Given request:
Reproduce the listing below exactly, minus its pictures.

Data excerpts:
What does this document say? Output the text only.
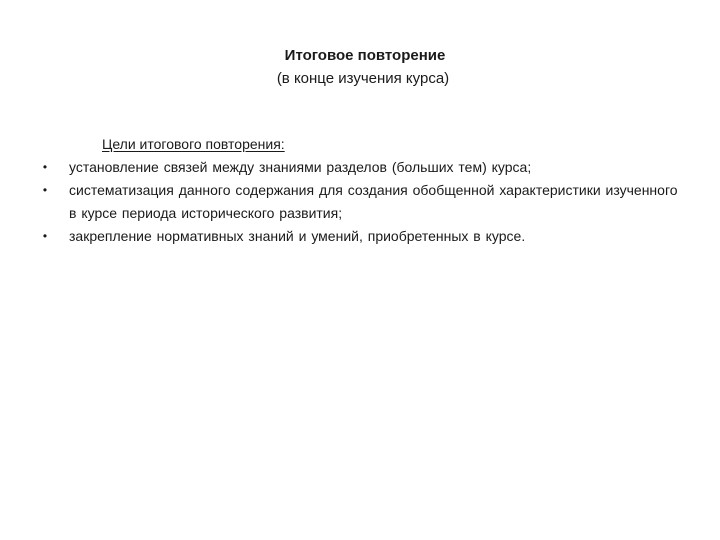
Итоговое повторение
(в конце изучения курса)
Цели итогового повторения:
• установление связей между знаниями разделов (больших тем) курса;
• систематизация данного содержания для создания обобщенной характеристики изученного в курсе периода исторического развития;
• закрепление нормативных знаний и умений, приобретенных в курсе.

Response below:
What does this document say? Output the text only.
Итоговое повторение
(в конце изучения курса)
Цели итогового повторения:
• установление связей между знаниями разделов (больших тем) курса;
• систематизация данного содержания для создания обобщенной характеристики изученного в курсе периода исторического развития;
• закрепление нормативных знаний и умений, приобретенных в курсе.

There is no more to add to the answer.